> **Work to complete**
Locate all lines with the word "body". Copy them.

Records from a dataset
-- START --

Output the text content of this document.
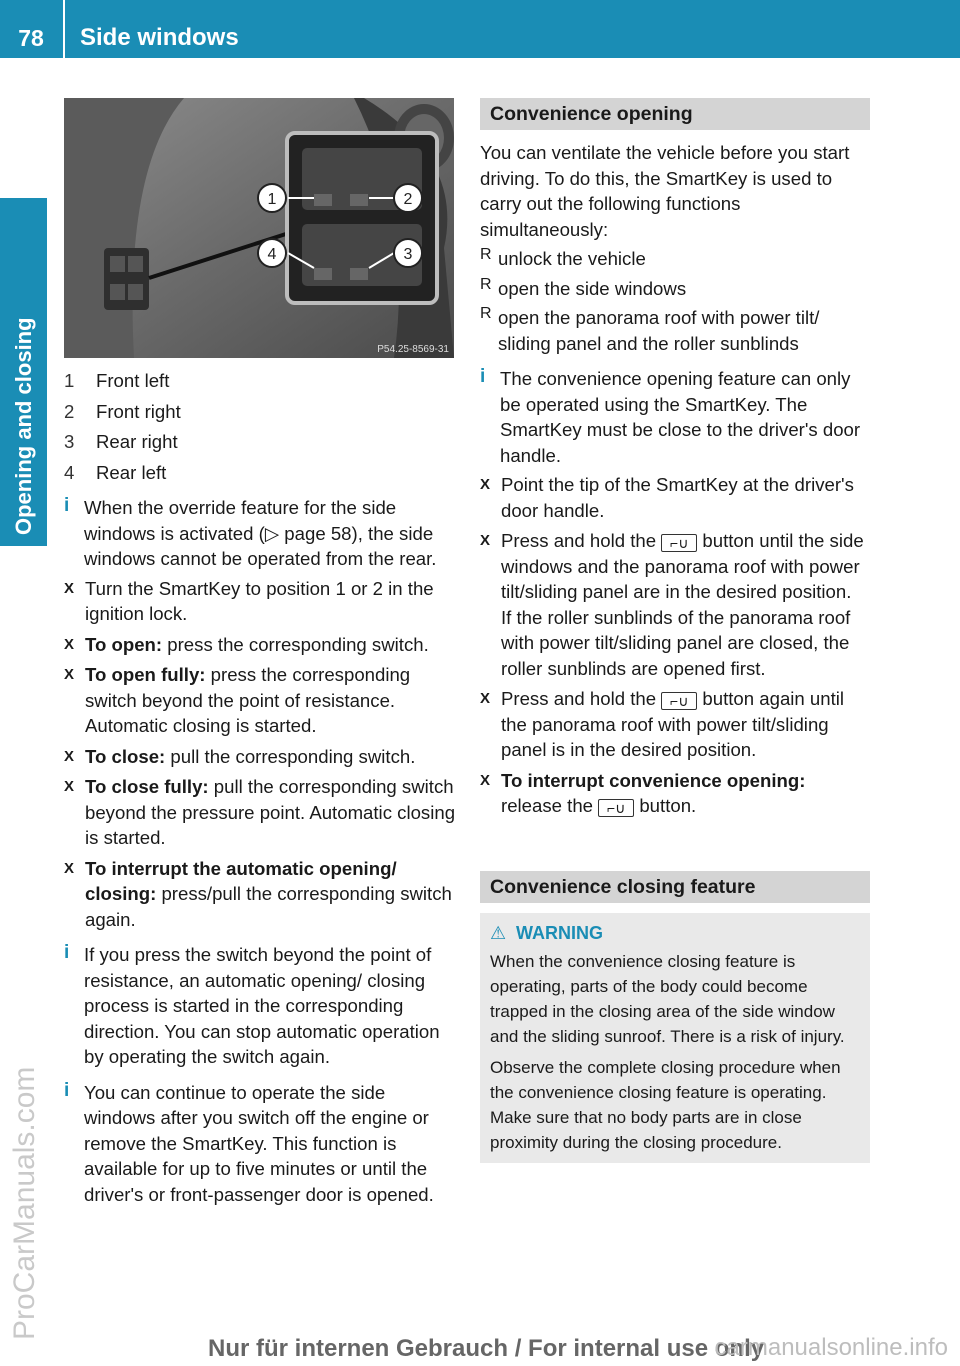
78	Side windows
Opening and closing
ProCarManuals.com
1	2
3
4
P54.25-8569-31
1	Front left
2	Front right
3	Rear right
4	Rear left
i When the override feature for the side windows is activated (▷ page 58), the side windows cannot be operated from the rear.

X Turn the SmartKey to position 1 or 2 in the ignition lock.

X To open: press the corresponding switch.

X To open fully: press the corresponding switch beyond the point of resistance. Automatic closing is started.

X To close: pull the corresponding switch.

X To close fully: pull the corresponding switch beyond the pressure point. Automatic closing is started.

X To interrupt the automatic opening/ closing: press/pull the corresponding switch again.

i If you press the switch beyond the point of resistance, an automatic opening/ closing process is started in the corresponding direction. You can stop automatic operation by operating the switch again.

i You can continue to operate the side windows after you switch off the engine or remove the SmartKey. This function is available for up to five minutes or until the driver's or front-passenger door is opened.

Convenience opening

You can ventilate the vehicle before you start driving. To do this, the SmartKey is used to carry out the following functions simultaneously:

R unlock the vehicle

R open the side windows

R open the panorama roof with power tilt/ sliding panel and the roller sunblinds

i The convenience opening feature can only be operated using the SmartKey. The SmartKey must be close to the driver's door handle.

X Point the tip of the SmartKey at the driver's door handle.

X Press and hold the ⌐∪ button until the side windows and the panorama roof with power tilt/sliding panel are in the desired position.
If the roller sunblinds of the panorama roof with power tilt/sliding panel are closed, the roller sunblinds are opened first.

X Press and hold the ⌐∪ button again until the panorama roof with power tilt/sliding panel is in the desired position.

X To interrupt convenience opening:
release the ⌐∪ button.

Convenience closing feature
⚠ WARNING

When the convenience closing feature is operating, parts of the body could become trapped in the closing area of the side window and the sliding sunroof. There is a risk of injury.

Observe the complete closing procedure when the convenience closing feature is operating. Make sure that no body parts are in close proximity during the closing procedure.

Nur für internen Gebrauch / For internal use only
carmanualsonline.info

-- END --
-- START --

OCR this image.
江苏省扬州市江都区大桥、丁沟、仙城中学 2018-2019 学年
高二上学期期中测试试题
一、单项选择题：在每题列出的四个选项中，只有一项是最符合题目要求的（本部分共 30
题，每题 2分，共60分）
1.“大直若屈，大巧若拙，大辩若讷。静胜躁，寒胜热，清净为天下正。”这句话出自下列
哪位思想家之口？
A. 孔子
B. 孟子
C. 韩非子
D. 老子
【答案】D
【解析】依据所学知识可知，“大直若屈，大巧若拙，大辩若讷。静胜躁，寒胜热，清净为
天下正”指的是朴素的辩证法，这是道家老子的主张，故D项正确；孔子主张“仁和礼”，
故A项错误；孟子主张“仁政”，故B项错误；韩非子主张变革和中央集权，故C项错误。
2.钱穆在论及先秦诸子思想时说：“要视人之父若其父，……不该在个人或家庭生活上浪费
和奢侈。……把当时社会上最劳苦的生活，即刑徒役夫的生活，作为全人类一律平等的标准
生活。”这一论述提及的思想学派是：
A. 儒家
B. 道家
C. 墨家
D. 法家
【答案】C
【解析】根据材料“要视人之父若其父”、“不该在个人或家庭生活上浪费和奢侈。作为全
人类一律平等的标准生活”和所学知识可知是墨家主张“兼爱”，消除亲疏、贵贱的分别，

-- END --

> **Task result**
When the convenience closing feature is operating, parts of the body could become trapped in the closing area of the side window and the sliding sunroof. There is a risk of injury.
Observe the complete closing procedure when the convenience closing feature is operating. Make sure that no body parts are in close proximity during the closing procedure.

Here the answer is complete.